### GIVEN ENTRIES
---

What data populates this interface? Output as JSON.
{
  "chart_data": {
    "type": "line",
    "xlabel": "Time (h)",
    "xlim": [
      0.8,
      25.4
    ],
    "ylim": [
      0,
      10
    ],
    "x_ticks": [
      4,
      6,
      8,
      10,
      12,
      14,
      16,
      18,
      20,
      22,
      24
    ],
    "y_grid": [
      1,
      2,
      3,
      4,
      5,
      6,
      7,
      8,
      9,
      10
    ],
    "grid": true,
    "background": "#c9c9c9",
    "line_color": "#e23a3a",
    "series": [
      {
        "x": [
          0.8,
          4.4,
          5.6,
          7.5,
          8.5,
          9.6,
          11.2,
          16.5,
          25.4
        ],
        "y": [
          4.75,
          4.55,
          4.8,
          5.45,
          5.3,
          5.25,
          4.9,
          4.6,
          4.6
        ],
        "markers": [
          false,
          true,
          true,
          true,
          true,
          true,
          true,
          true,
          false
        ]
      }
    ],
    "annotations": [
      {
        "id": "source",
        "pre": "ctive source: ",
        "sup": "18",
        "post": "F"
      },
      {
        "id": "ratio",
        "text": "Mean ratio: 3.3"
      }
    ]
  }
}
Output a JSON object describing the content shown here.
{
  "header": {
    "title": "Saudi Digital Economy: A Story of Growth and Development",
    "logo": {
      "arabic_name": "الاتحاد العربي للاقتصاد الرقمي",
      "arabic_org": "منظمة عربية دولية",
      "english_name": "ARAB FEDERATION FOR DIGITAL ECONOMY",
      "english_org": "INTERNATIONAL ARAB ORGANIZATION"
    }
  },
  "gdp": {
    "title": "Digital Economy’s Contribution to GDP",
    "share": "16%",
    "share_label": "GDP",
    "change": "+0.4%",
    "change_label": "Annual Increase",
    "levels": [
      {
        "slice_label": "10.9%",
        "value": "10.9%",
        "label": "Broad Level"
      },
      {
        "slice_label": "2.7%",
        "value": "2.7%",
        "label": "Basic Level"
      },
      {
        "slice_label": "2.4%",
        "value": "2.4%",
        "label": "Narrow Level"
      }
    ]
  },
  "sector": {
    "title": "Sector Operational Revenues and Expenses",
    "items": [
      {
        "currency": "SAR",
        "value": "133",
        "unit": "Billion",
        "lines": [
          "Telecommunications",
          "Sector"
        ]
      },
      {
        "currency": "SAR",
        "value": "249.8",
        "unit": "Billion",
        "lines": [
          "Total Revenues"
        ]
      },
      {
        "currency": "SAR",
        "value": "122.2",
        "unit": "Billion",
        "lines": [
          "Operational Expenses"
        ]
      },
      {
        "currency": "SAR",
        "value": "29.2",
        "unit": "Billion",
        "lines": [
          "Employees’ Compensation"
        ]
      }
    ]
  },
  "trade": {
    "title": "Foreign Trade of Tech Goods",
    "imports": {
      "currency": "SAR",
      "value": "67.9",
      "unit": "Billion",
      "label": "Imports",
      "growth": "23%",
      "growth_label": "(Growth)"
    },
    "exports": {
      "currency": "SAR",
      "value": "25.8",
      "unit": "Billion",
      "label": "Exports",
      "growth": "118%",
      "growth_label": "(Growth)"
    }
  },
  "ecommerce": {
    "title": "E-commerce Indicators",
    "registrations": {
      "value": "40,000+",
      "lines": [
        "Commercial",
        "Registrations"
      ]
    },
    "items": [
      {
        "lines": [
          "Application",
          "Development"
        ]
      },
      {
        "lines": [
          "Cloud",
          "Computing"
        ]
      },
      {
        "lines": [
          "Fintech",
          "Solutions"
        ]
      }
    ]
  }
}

---

### WHAT THE TASK ASKS
Reproduce the data in its entirety, matching each character.

### ANSWER TO THIS EXERCISE
What data populates this interface? Output as JSON.
{
  "chart_data": {
    "type": "line",
    "xlabel": "Time (h)",
    "xlim": [
      0.8,
      25.4
    ],
    "ylim": [
      0,
      10
    ],
    "x_ticks": [
      4,
      6,
      8,
      10,
      12,
      14,
      16,
      18,
      20,
      22,
      24
    ],
    "y_grid": [
      1,
      2,
      3,
      4,
      5,
      6,
      7,
      8,
      9,
      10
    ],
    "grid": true,
    "background": "#c9c9c9",
    "line_color": "#e23a3a",
    "series": [
      {
        "x": [
          0.8,
          4.4,
          5.6,
          7.5,
          8.5,
          9.6,
          11.2,
          16.5,
          25.4
        ],
        "y": [
          4.75,
          4.55,
          4.8,
          5.45,
          5.3,
          5.25,
          4.9,
          4.6,
          4.6
        ],
        "markers": [
          false,
          true,
          true,
          true,
          true,
          true,
          true,
          true,
          false
        ]
      }
    ],
    "annotations": [
      {
        "id": "source",
        "pre": "ctive source: ",
        "sup": "18",
        "post": "F"
      },
      {
        "id": "ratio",
        "text": "Mean ratio: 3.3"
      }
    ]
  }
}
Output a JSON object describing the content shown here.
{
  "header": {
    "title": "Saudi Digital Economy: A Story of Growth and Development",
    "logo": {
      "arabic_name": "الاتحاد العربي للاقتصاد الرقمي",
      "arabic_org": "منظمة عربية دولية",
      "english_name": "ARAB FEDERATION FOR DIGITAL ECONOMY",
      "english_org": "INTERNATIONAL ARAB ORGANIZATION"
    }
  },
  "gdp": {
    "title": "Digital Economy’s Contribution to GDP",
    "share": "16%",
    "share_label": "GDP",
    "change": "+0.4%",
    "change_label": "Annual Increase",
    "levels": [
      {
        "slice_label": "10.9%",
        "value": "10.9%",
        "label": "Broad Level"
      },
      {
        "slice_label": "2.7%",
        "value": "2.7%",
        "label": "Basic Level"
      },
      {
        "slice_label": "2.4%",
        "value": "2.4%",
        "label": "Narrow Level"
      }
    ]
  },
  "sector": {
    "title": "Sector Operational Revenues and Expenses",
    "items": [
      {
        "currency": "SAR",
        "value": "133",
        "unit": "Billion",
        "lines": [
          "Telecommunications",
          "Sector"
        ]
      },
      {
        "currency": "SAR",
        "value": "249.8",
        "unit": "Billion",
        "lines": [
          "Total Revenues"
        ]
      },
      {
        "currency": "SAR",
        "value": "122.2",
        "unit": "Billion",
        "lines": [
          "Operational Expenses"
        ]
      },
      {
        "currency": "SAR",
        "value": "29.2",
        "unit": "Billion",
        "lines": [
          "Employees’ Compensation"
        ]
      }
    ]
  },
  "trade": {
    "title": "Foreign Trade of Tech Goods",
    "imports": {
      "currency": "SAR",
      "value": "67.9",
      "unit": "Billion",
      "label": "Imports",
      "growth": "23%",
      "growth_label": "(Growth)"
    },
    "exports": {
      "currency": "SAR",
      "value": "25.8",
      "unit": "Billion",
      "label": "Exports",
      "growth": "118%",
      "growth_label": "(Growth)"
    }
  },
  "ecommerce": {
    "title": "E-commerce Indicators",
    "registrations": {
      "value": "40,000+",
      "lines": [
        "Commercial",
        "Registrations"
      ]
    },
    "items": [
      {
        "lines": [
          "Application",
          "Development"
        ]
      },
      {
        "lines": [
          "Cloud",
          "Computing"
        ]
      },
      {
        "lines": [
          "Fintech",
          "Solutions"
        ]
      }
    ]
  }
}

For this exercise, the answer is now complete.